» DATASET EXTRACT
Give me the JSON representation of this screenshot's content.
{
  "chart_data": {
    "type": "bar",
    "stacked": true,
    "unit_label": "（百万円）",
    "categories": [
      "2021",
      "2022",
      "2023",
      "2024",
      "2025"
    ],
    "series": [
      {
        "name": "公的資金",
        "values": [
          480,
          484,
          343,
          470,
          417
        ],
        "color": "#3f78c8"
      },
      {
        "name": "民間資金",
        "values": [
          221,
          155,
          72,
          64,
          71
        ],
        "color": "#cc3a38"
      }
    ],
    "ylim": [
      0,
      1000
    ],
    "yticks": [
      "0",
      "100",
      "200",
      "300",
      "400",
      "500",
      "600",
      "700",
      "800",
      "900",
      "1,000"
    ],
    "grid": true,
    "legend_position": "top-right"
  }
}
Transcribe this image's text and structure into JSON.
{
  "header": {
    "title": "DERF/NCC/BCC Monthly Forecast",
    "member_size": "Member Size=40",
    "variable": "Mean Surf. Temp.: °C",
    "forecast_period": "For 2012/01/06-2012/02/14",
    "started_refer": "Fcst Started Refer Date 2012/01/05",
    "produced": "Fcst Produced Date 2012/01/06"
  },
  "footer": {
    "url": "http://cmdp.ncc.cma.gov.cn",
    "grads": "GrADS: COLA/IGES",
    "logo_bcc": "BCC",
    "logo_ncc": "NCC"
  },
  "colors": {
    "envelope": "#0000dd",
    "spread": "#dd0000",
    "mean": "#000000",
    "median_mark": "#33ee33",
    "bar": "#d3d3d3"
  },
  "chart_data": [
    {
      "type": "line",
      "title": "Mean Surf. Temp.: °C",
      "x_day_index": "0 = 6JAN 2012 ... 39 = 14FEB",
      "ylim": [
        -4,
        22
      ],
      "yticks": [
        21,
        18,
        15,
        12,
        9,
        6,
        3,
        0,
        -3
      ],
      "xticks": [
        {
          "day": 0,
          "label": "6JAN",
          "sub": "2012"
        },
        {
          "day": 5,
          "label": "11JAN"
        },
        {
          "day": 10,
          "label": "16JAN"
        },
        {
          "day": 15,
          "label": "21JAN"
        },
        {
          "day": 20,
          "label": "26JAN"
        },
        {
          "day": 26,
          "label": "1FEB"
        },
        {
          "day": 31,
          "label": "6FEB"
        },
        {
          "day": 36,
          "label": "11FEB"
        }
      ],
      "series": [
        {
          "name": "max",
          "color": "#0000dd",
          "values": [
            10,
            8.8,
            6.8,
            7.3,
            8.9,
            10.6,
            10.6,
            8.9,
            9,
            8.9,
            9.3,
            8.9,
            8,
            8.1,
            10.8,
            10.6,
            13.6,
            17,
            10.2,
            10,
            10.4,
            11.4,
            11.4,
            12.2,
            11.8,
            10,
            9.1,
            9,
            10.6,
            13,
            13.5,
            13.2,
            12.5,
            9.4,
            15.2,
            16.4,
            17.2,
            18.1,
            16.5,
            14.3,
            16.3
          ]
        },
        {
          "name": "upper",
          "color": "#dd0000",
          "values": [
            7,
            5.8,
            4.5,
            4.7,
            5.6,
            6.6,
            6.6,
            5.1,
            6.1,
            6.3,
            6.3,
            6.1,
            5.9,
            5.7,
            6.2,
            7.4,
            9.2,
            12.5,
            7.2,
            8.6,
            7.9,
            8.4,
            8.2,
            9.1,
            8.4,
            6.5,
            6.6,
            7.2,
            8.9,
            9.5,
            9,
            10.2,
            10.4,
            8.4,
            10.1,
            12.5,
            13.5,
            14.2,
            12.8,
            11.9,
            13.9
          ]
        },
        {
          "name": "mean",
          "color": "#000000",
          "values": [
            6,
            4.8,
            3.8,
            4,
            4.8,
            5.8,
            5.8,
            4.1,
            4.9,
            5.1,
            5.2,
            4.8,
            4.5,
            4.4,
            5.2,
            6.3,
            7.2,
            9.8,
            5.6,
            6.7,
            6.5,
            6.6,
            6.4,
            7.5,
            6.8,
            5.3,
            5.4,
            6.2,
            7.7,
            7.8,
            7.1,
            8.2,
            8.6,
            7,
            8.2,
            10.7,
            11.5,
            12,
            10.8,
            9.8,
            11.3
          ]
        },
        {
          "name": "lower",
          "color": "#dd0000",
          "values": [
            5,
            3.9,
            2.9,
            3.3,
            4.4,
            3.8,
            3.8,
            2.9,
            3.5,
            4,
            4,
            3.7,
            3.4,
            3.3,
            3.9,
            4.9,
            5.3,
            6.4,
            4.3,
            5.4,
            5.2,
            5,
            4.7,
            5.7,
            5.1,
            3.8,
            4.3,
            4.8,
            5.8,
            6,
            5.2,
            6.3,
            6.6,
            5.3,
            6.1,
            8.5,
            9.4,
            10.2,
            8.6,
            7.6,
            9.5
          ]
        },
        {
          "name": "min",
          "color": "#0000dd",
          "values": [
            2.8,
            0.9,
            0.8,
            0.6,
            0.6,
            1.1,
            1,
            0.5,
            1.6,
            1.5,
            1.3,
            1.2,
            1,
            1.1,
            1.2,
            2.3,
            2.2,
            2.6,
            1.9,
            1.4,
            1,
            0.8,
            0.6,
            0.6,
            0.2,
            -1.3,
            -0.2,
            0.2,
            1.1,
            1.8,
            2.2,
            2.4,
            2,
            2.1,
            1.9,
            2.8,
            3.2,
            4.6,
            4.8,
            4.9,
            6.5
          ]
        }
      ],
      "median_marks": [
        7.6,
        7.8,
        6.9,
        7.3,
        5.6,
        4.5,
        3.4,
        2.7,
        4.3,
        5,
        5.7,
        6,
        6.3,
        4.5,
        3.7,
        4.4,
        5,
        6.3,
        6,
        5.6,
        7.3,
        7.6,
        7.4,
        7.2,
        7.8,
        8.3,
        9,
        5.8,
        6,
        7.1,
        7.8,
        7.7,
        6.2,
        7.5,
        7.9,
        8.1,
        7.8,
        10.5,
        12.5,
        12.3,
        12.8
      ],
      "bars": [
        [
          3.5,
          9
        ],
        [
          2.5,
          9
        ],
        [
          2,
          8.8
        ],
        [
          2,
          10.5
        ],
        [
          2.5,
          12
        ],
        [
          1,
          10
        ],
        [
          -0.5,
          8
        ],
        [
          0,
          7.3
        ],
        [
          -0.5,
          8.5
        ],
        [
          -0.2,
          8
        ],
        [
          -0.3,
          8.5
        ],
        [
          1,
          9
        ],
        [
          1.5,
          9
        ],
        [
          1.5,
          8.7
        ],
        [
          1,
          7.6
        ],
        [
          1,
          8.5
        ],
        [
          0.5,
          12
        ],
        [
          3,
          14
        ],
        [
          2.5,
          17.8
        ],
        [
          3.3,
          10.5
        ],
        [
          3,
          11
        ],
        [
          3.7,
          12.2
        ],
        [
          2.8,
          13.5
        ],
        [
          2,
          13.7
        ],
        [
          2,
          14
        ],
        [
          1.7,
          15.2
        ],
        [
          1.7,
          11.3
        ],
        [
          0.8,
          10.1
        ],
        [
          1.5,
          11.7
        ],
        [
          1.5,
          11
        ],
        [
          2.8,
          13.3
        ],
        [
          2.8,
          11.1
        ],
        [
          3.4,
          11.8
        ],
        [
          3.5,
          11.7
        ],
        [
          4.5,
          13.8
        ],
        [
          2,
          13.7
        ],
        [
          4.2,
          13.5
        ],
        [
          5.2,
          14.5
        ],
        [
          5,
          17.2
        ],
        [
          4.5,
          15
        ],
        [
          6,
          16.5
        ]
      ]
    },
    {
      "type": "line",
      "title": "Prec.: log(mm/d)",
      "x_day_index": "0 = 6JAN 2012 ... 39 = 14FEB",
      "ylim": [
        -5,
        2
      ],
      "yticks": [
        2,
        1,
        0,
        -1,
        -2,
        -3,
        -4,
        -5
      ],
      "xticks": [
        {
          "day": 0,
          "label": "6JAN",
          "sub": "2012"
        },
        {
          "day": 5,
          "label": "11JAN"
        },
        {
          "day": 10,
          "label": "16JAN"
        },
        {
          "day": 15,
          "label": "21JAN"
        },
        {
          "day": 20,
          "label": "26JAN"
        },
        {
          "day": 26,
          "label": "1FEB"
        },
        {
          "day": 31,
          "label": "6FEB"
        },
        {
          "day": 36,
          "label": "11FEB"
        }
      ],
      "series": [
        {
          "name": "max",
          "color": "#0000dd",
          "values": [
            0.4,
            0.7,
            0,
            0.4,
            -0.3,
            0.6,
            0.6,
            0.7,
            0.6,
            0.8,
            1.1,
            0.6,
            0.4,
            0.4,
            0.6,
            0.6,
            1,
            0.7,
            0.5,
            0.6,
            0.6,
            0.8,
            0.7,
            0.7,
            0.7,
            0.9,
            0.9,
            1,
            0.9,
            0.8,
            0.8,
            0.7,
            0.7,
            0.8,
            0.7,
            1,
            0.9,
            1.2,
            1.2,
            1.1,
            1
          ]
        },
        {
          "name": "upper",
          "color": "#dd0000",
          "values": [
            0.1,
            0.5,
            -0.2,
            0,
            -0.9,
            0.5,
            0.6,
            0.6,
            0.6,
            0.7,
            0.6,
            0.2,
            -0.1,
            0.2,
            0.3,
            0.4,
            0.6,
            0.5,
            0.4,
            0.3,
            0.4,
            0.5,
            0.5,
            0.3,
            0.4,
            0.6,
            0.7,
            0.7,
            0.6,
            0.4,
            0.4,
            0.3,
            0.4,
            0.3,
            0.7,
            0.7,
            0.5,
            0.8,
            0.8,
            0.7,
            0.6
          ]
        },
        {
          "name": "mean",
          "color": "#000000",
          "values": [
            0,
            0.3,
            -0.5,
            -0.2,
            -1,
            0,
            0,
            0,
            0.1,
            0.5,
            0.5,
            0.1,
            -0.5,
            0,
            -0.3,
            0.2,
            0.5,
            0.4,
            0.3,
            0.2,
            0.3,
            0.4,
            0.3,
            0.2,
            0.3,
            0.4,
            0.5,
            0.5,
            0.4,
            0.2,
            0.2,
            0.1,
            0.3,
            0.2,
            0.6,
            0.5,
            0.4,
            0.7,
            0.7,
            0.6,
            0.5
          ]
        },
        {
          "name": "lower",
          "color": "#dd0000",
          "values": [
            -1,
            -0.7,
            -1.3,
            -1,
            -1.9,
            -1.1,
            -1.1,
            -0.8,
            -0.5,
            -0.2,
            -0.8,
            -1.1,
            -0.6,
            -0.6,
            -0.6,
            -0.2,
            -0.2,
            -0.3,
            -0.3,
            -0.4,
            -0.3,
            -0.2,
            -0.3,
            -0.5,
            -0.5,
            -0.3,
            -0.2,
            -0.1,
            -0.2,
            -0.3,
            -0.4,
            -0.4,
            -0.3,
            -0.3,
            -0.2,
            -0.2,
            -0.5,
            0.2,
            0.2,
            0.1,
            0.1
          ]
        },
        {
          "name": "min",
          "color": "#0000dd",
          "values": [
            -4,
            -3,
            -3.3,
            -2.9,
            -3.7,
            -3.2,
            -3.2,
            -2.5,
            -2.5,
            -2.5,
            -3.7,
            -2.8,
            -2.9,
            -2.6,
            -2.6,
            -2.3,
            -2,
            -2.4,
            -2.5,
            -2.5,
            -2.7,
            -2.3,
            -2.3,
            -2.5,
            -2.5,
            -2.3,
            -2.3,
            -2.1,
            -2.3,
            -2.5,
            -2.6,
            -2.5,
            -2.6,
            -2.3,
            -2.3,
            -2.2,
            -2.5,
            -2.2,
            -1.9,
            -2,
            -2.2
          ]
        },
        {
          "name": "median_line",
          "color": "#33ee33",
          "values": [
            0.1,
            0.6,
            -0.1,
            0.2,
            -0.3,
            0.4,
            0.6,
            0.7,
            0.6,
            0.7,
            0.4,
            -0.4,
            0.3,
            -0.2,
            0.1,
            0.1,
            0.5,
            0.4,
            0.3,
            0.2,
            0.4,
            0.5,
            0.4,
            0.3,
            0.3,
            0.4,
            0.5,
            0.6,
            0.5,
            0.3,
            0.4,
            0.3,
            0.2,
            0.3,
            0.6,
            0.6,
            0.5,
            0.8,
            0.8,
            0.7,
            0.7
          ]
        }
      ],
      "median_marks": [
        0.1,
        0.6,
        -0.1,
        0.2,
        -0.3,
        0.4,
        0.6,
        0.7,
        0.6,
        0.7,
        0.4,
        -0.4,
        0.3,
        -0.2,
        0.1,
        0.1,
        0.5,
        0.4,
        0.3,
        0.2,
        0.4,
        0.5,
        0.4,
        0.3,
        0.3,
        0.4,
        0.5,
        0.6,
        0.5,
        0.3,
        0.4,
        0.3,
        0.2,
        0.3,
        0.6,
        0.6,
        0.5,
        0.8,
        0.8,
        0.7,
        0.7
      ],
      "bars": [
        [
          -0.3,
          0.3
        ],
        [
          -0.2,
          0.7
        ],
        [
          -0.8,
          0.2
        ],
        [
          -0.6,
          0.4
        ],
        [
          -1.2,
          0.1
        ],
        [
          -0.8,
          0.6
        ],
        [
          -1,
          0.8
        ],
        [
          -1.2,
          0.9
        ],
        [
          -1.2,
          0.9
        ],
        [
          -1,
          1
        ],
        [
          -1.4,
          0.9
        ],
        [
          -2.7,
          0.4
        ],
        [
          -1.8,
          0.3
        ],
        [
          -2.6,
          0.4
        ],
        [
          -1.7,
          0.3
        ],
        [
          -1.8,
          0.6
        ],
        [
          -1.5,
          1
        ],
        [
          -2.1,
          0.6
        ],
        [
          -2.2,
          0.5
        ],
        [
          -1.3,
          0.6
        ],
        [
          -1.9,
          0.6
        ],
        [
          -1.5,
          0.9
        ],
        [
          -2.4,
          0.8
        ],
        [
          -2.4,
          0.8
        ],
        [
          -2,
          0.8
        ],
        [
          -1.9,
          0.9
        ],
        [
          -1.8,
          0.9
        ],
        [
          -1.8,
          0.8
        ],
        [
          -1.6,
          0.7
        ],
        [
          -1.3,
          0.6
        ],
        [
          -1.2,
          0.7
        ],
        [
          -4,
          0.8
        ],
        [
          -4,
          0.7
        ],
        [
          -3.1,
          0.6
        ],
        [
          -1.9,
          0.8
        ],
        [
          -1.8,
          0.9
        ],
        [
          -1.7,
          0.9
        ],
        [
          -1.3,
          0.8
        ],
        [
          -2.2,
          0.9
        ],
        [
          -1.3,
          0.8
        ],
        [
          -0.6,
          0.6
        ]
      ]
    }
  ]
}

» YOUR GOAL
From the entries above, select each line containing the string "title".

» FINAL RESULT
    "title": "DERF/NCC/BCC Monthly Forecast",
      "title": "Mean Surf. Temp.: °C",
      "title": "Prec.: log(mm/d)",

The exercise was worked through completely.